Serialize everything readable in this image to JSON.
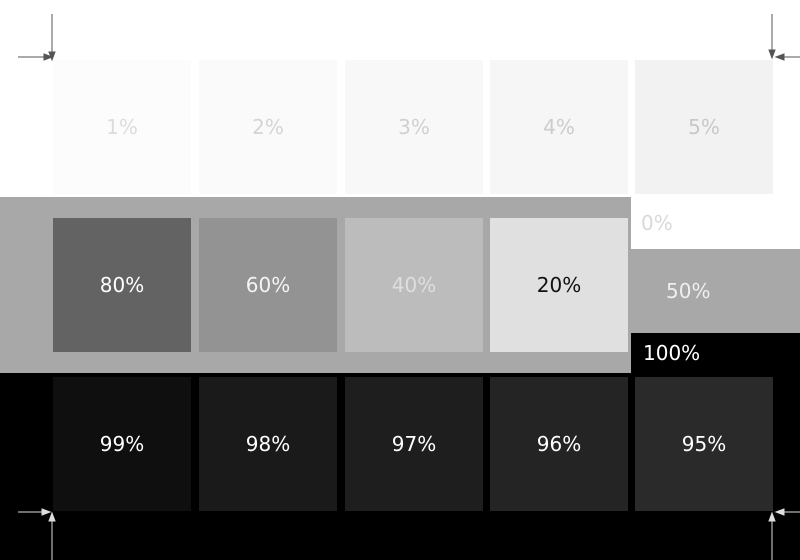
{
  "swatches": {
    "top_row": [
      "1%",
      "2%",
      "3%",
      "4%",
      "5%"
    ],
    "middle_row": [
      "80%",
      "60%",
      "40%",
      "20%"
    ],
    "bottom_row": [
      "99%",
      "98%",
      "97%",
      "96%",
      "95%"
    ]
  },
  "side_patches": {
    "white": "0%",
    "gray": "50%",
    "black": "100%"
  },
  "colors": {
    "mid_band": "#a8a8a8",
    "bottom_band": "#000000"
  }
}
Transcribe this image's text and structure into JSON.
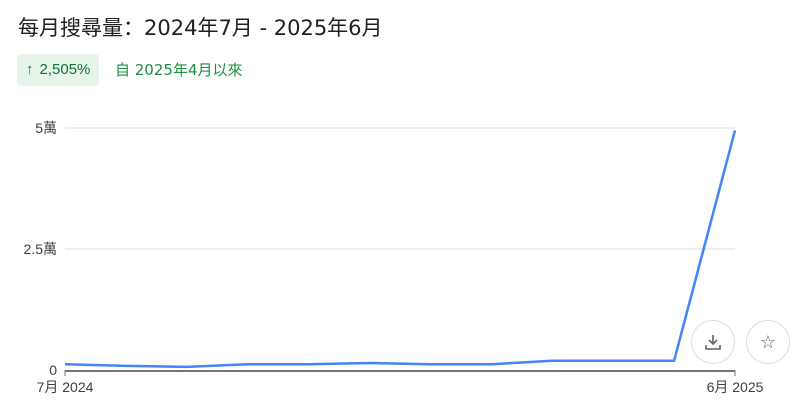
{
  "header": {
    "title": "每月搜尋量：2024年7月 - 2025年6月"
  },
  "change": {
    "arrow_icon": "arrow-up-icon",
    "percent": "2,505%",
    "since": "自 2025年4月以來",
    "color": "#137333"
  },
  "actions": {
    "download_icon": "download-icon",
    "star_icon": "star-icon"
  },
  "chart_data": {
    "type": "line",
    "x": [
      "2024-07",
      "2024-08",
      "2024-09",
      "2024-10",
      "2024-11",
      "2024-12",
      "2025-01",
      "2025-02",
      "2025-03",
      "2025-04",
      "2025-05",
      "2025-06"
    ],
    "values": [
      1200,
      850,
      650,
      1200,
      1200,
      1450,
      1200,
      1200,
      1900,
      1900,
      1900,
      49500
    ],
    "xtick_labels": [
      "7月 2024",
      "6月 2025"
    ],
    "ytick_labels": [
      "0",
      "2.5萬",
      "5萬"
    ],
    "yticks": [
      0,
      25000,
      50000
    ],
    "ylim": [
      0,
      50000
    ],
    "grid": true,
    "line_color": "#4285f4"
  }
}
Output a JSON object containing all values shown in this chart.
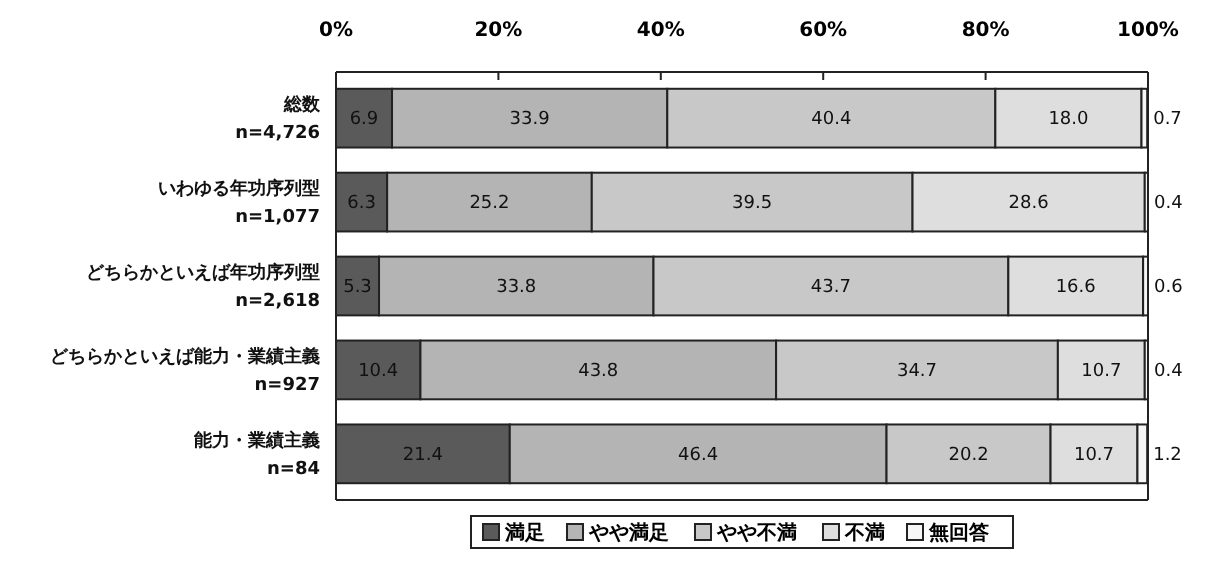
{
  "chart_data": {
    "type": "bar",
    "orientation": "horizontal",
    "stacked": true,
    "legend": "bottom",
    "grid": false,
    "categories": [
      "総数\nn=4,726",
      "いわゆる年功序列型\nn=1,077",
      "どちらかといえば年功序列型\nn=2,618",
      "どちらかといえば能力・業績主義\nn=927",
      "能力・業績主義\nn=84"
    ],
    "xlim": [
      0,
      100
    ],
    "xticks": [
      {
        "value": 0,
        "label": "0%"
      },
      {
        "value": 20,
        "label": "20%"
      },
      {
        "value": 40,
        "label": "40%"
      },
      {
        "value": 60,
        "label": "60%"
      },
      {
        "value": 80,
        "label": "80%"
      },
      {
        "value": 100,
        "label": "100%"
      }
    ],
    "series": [
      {
        "name": "満足",
        "color": "#5a5a5a",
        "values": [
          6.9,
          6.3,
          5.3,
          10.4,
          21.4
        ],
        "value_labels": [
          "6.9",
          "6.3",
          "5.3",
          "10.4",
          "21.4"
        ]
      },
      {
        "name": "やや満足",
        "color": "#b4b4b4",
        "values": [
          33.9,
          25.2,
          33.8,
          43.8,
          46.4
        ],
        "value_labels": [
          "33.9",
          "25.2",
          "33.8",
          "43.8",
          "46.4"
        ]
      },
      {
        "name": "やや不満",
        "color": "#c8c8c8",
        "values": [
          40.4,
          39.5,
          43.7,
          34.7,
          20.2
        ],
        "value_labels": [
          "40.4",
          "39.5",
          "43.7",
          "34.7",
          "20.2"
        ]
      },
      {
        "name": "不満",
        "color": "#dedede",
        "values": [
          18.0,
          28.6,
          16.6,
          10.7,
          10.7
        ],
        "value_labels": [
          "18.0",
          "28.6",
          "16.6",
          "10.7",
          "10.7"
        ]
      },
      {
        "name": "無回答",
        "color": "#f6f6f6",
        "values": [
          0.7,
          0.4,
          0.6,
          0.4,
          1.2
        ],
        "value_labels": [
          "0.7",
          "0.4",
          "0.6",
          "0.4",
          "1.2"
        ]
      }
    ]
  }
}
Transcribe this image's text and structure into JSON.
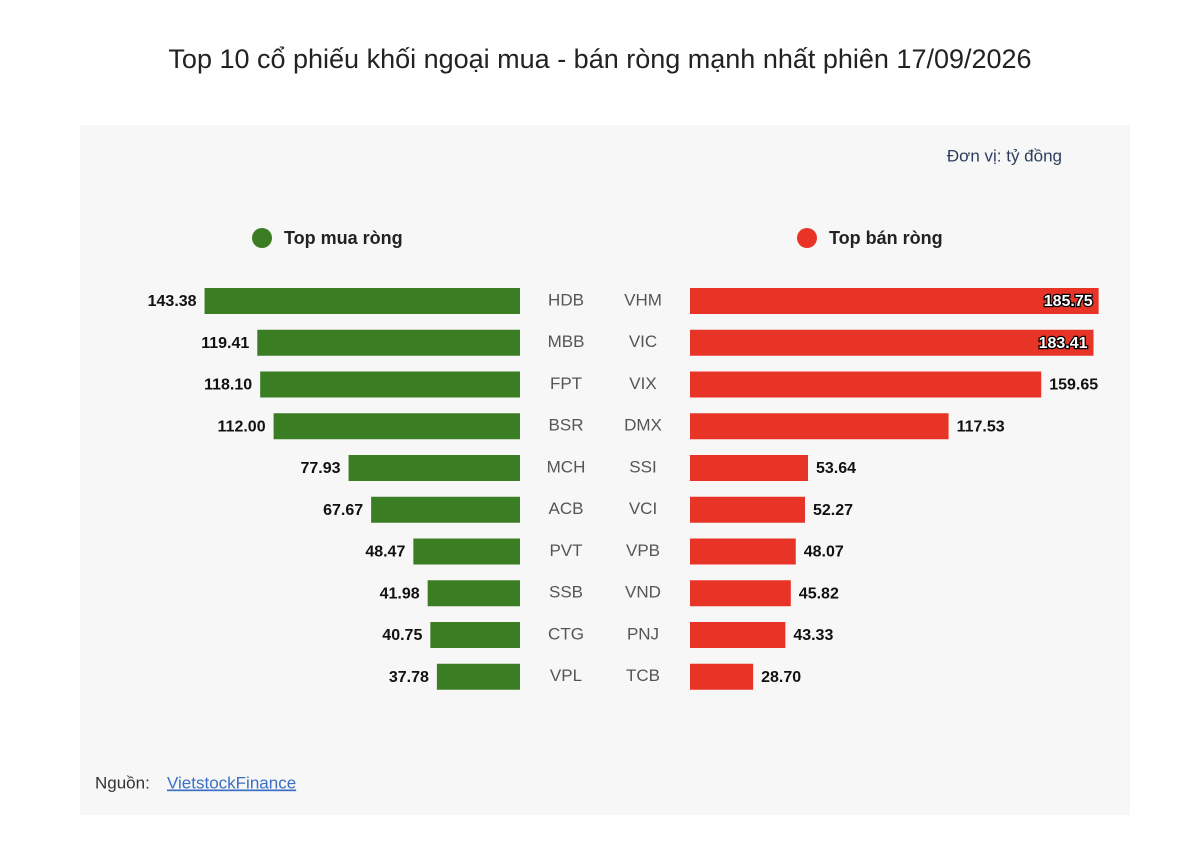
{
  "title": "Top 10 cổ phiếu khối ngoại mua - bán ròng mạnh nhất phiên 17/09/2026",
  "unit": "Đơn vị: tỷ đồng",
  "source_label": "Nguồn:",
  "source_name": "VietstockFinance",
  "chart_data": [
    {
      "type": "bar",
      "orientation": "horizontal",
      "direction": "left",
      "categories": [
        "HDB",
        "MBB",
        "FPT",
        "BSR",
        "MCH",
        "ACB",
        "PVT",
        "SSB",
        "CTG",
        "VPL"
      ],
      "series": [
        {
          "name": "Top mua ròng",
          "color": "#3a7d22",
          "values": [
            143.38,
            119.41,
            118.1,
            112,
            77.93,
            67.67,
            48.47,
            41.98,
            40.75,
            37.78
          ],
          "value_labels": [
            "143.38",
            "119.41",
            "118.10",
            "112.00",
            "77.93",
            "67.67",
            "48.47",
            "41.98",
            "40.75",
            "37.78"
          ]
        }
      ]
    },
    {
      "type": "bar",
      "orientation": "horizontal",
      "direction": "right",
      "categories": [
        "VHM",
        "VIC",
        "VIX",
        "DMX",
        "SSI",
        "VCI",
        "VPB",
        "VND",
        "PNJ",
        "TCB"
      ],
      "series": [
        {
          "name": "Top bán ròng",
          "color": "#e83427",
          "values": [
            185.75,
            183.41,
            159.65,
            117.53,
            53.64,
            52.27,
            48.07,
            45.82,
            43.33,
            28.7
          ],
          "value_labels": [
            "185.75",
            "183.41",
            "159.65",
            "117.53",
            "53.64",
            "52.27",
            "48.07",
            "45.82",
            "43.33",
            "28.70"
          ]
        }
      ]
    }
  ]
}
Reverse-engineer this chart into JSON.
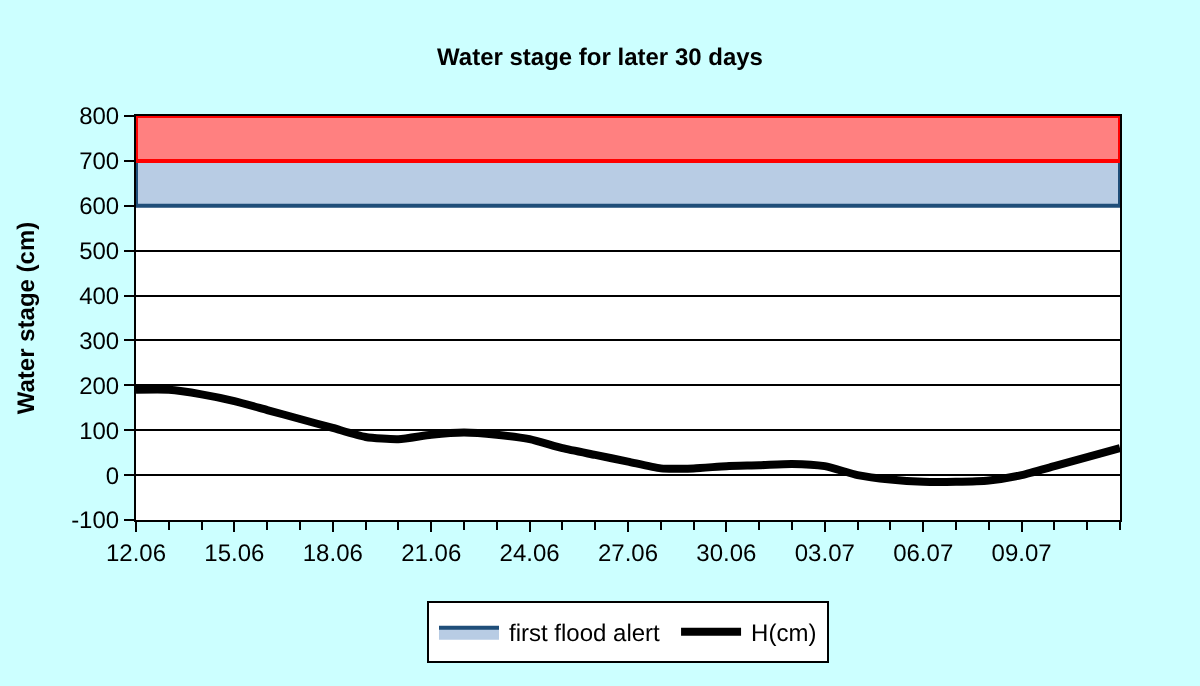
{
  "chart_data": {
    "type": "line",
    "title": "Water stage for later 30 days",
    "ylabel": "Water stage (cm)",
    "x": [
      "--06-12",
      "--06-13",
      "--06-14",
      "--06-15",
      "--06-16",
      "--06-17",
      "--06-18",
      "--06-19",
      "--06-20",
      "--06-21",
      "--06-22",
      "--06-23",
      "--06-24",
      "--06-25",
      "--06-26",
      "--06-27",
      "--06-28",
      "--06-29",
      "--06-30",
      "--07-01",
      "--07-02",
      "--07-03",
      "--07-04",
      "--07-05",
      "--07-06",
      "--07-07",
      "--07-08",
      "--07-09",
      "--07-10",
      "--07-11",
      "--07-12"
    ],
    "series": [
      {
        "name": "H(cm)",
        "color": "#000000",
        "values": [
          190,
          190,
          180,
          165,
          145,
          125,
          105,
          85,
          80,
          90,
          95,
          90,
          80,
          60,
          45,
          30,
          15,
          15,
          20,
          22,
          25,
          20,
          0,
          -10,
          -15,
          -15,
          -12,
          0,
          20,
          40,
          60
        ]
      }
    ],
    "bands": [
      {
        "axis": "y",
        "from": 600,
        "to": 700,
        "label": "first flood alert",
        "color": "#b8cce4"
      },
      {
        "axis": "y",
        "from": 700,
        "to": 800,
        "color": "#ff8080"
      }
    ],
    "xlim": [
      "--06-12",
      "--07-12"
    ],
    "xticks": [
      {
        "value": "--06-12",
        "label": "12.06"
      },
      {
        "value": "--06-15",
        "label": "15.06"
      },
      {
        "value": "--06-18",
        "label": "18.06"
      },
      {
        "value": "--06-21",
        "label": "21.06"
      },
      {
        "value": "--06-24",
        "label": "24.06"
      },
      {
        "value": "--06-27",
        "label": "27.06"
      },
      {
        "value": "--06-30",
        "label": "30.06"
      },
      {
        "value": "--07-03",
        "label": "03.07"
      },
      {
        "value": "--07-06",
        "label": "06.07"
      },
      {
        "value": "--07-09",
        "label": "09.07"
      }
    ],
    "ylim": [
      -100,
      800
    ],
    "yticks": [
      -100,
      0,
      100,
      200,
      300,
      400,
      500,
      600,
      700,
      800
    ],
    "grid": "y",
    "legend": "bottom",
    "marker": "none",
    "line_style": "solid"
  }
}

_WRITTEN PROBLEM:_ Go through the data above and find the lines with the word "Water". Copy each of those lines.

_COMPLETED TASK:_
    "title": "Water stage for later 30 days",
    "ylabel": "Water stage (cm)",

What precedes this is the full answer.